(Task details)
Leave out the pictures and copy everything else in the entries exactly.

────

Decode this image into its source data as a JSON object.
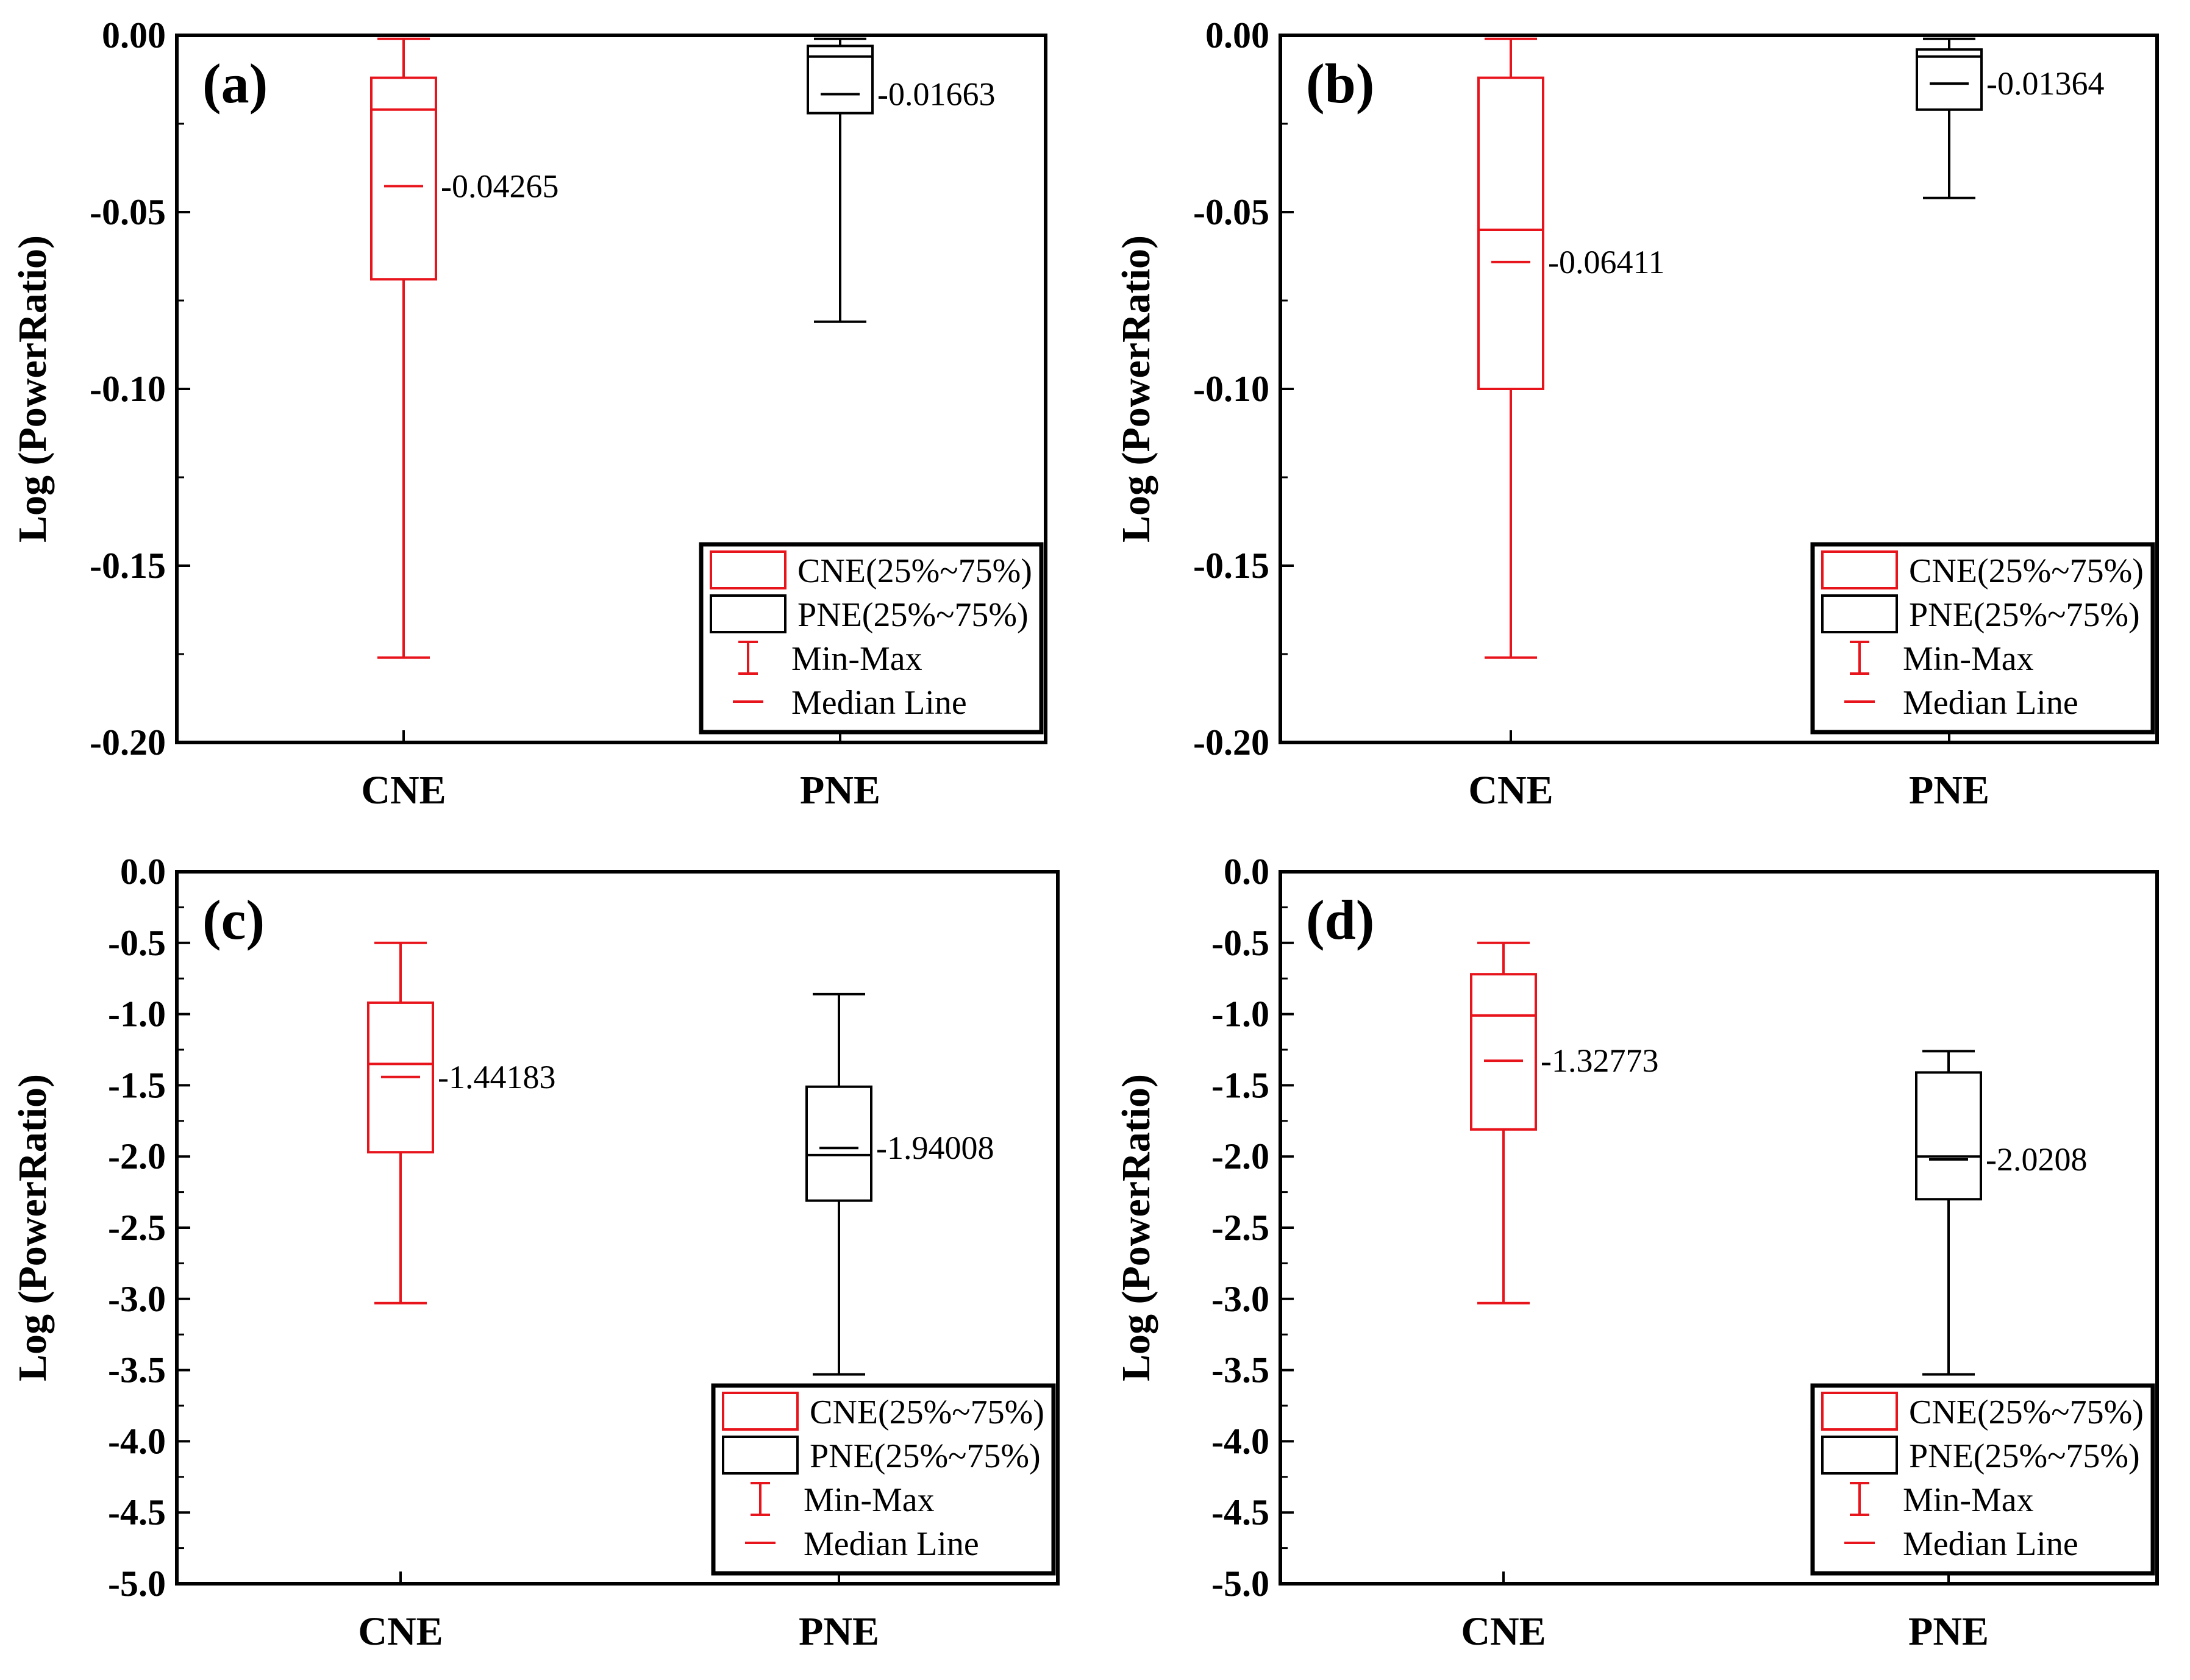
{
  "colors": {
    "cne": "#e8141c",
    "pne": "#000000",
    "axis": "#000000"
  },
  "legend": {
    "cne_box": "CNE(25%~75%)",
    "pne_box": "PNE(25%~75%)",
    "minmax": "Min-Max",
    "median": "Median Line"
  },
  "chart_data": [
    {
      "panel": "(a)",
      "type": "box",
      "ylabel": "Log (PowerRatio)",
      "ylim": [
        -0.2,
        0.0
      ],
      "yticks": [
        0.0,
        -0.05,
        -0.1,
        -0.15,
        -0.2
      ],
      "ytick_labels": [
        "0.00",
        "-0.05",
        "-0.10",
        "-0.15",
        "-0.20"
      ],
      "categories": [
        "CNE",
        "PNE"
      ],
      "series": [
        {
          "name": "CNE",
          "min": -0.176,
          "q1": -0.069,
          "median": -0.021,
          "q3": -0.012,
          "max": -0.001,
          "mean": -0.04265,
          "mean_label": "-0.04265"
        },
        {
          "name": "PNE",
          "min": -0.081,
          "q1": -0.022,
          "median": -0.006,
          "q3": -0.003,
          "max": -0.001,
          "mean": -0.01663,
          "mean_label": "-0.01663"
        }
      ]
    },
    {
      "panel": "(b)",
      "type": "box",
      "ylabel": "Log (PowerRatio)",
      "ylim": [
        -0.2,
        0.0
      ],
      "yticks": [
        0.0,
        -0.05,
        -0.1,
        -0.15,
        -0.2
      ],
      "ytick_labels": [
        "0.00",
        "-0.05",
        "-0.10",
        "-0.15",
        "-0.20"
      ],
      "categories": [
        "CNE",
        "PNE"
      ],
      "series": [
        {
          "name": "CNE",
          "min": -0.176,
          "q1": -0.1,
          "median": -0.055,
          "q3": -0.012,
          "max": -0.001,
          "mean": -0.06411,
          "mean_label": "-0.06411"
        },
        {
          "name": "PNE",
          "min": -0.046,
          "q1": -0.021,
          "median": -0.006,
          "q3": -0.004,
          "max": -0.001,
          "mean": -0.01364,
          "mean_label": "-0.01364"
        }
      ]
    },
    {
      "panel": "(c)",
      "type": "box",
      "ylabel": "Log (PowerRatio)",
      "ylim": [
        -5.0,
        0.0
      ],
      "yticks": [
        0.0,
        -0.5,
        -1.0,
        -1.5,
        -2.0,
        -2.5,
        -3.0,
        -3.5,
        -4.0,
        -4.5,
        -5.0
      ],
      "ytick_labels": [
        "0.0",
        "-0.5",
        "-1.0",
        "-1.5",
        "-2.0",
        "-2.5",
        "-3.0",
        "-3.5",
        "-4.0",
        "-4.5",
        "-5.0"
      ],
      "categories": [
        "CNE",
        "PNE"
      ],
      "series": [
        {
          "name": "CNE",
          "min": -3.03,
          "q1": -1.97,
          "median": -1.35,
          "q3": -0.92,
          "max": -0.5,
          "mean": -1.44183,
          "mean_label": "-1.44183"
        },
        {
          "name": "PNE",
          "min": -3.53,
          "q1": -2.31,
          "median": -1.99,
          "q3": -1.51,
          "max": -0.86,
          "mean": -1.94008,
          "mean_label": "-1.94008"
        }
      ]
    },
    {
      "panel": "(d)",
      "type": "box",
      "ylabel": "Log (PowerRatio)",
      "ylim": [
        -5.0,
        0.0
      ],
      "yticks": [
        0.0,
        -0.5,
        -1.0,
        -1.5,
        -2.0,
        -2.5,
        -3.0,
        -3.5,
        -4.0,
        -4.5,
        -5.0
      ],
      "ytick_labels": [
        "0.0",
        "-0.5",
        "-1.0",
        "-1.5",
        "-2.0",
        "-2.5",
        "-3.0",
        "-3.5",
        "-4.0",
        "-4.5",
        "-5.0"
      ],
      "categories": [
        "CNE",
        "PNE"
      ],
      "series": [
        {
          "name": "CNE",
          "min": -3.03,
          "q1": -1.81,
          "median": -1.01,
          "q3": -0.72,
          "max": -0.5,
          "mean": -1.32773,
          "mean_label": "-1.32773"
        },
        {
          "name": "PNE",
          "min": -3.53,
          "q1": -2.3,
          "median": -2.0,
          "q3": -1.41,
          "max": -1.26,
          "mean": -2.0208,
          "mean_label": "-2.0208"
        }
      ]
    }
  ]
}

────

(Final answer)
Decode this image into its source data as a JSON object.
{
  "colors": {
    "cne": "#e8141c",
    "pne": "#000000",
    "axis": "#000000"
  },
  "legend": {
    "cne_box": "CNE(25%~75%)",
    "pne_box": "PNE(25%~75%)",
    "minmax": "Min-Max",
    "median": "Median Line"
  },
  "chart_data": [
    {
      "panel": "(a)",
      "type": "box",
      "ylabel": "Log (PowerRatio)",
      "ylim": [
        -0.2,
        0.0
      ],
      "yticks": [
        0.0,
        -0.05,
        -0.1,
        -0.15,
        -0.2
      ],
      "ytick_labels": [
        "0.00",
        "-0.05",
        "-0.10",
        "-0.15",
        "-0.20"
      ],
      "categories": [
        "CNE",
        "PNE"
      ],
      "series": [
        {
          "name": "CNE",
          "min": -0.176,
          "q1": -0.069,
          "median": -0.021,
          "q3": -0.012,
          "max": -0.001,
          "mean": -0.04265,
          "mean_label": "-0.04265"
        },
        {
          "name": "PNE",
          "min": -0.081,
          "q1": -0.022,
          "median": -0.006,
          "q3": -0.003,
          "max": -0.001,
          "mean": -0.01663,
          "mean_label": "-0.01663"
        }
      ]
    },
    {
      "panel": "(b)",
      "type": "box",
      "ylabel": "Log (PowerRatio)",
      "ylim": [
        -0.2,
        0.0
      ],
      "yticks": [
        0.0,
        -0.05,
        -0.1,
        -0.15,
        -0.2
      ],
      "ytick_labels": [
        "0.00",
        "-0.05",
        "-0.10",
        "-0.15",
        "-0.20"
      ],
      "categories": [
        "CNE",
        "PNE"
      ],
      "series": [
        {
          "name": "CNE",
          "min": -0.176,
          "q1": -0.1,
          "median": -0.055,
          "q3": -0.012,
          "max": -0.001,
          "mean": -0.06411,
          "mean_label": "-0.06411"
        },
        {
          "name": "PNE",
          "min": -0.046,
          "q1": -0.021,
          "median": -0.006,
          "q3": -0.004,
          "max": -0.001,
          "mean": -0.01364,
          "mean_label": "-0.01364"
        }
      ]
    },
    {
      "panel": "(c)",
      "type": "box",
      "ylabel": "Log (PowerRatio)",
      "ylim": [
        -5.0,
        0.0
      ],
      "yticks": [
        0.0,
        -0.5,
        -1.0,
        -1.5,
        -2.0,
        -2.5,
        -3.0,
        -3.5,
        -4.0,
        -4.5,
        -5.0
      ],
      "ytick_labels": [
        "0.0",
        "-0.5",
        "-1.0",
        "-1.5",
        "-2.0",
        "-2.5",
        "-3.0",
        "-3.5",
        "-4.0",
        "-4.5",
        "-5.0"
      ],
      "categories": [
        "CNE",
        "PNE"
      ],
      "series": [
        {
          "name": "CNE",
          "min": -3.03,
          "q1": -1.97,
          "median": -1.35,
          "q3": -0.92,
          "max": -0.5,
          "mean": -1.44183,
          "mean_label": "-1.44183"
        },
        {
          "name": "PNE",
          "min": -3.53,
          "q1": -2.31,
          "median": -1.99,
          "q3": -1.51,
          "max": -0.86,
          "mean": -1.94008,
          "mean_label": "-1.94008"
        }
      ]
    },
    {
      "panel": "(d)",
      "type": "box",
      "ylabel": "Log (PowerRatio)",
      "ylim": [
        -5.0,
        0.0
      ],
      "yticks": [
        0.0,
        -0.5,
        -1.0,
        -1.5,
        -2.0,
        -2.5,
        -3.0,
        -3.5,
        -4.0,
        -4.5,
        -5.0
      ],
      "ytick_labels": [
        "0.0",
        "-0.5",
        "-1.0",
        "-1.5",
        "-2.0",
        "-2.5",
        "-3.0",
        "-3.5",
        "-4.0",
        "-4.5",
        "-5.0"
      ],
      "categories": [
        "CNE",
        "PNE"
      ],
      "series": [
        {
          "name": "CNE",
          "min": -3.03,
          "q1": -1.81,
          "median": -1.01,
          "q3": -0.72,
          "max": -0.5,
          "mean": -1.32773,
          "mean_label": "-1.32773"
        },
        {
          "name": "PNE",
          "min": -3.53,
          "q1": -2.3,
          "median": -2.0,
          "q3": -1.41,
          "max": -1.26,
          "mean": -2.0208,
          "mean_label": "-2.0208"
        }
      ]
    }
  ]
}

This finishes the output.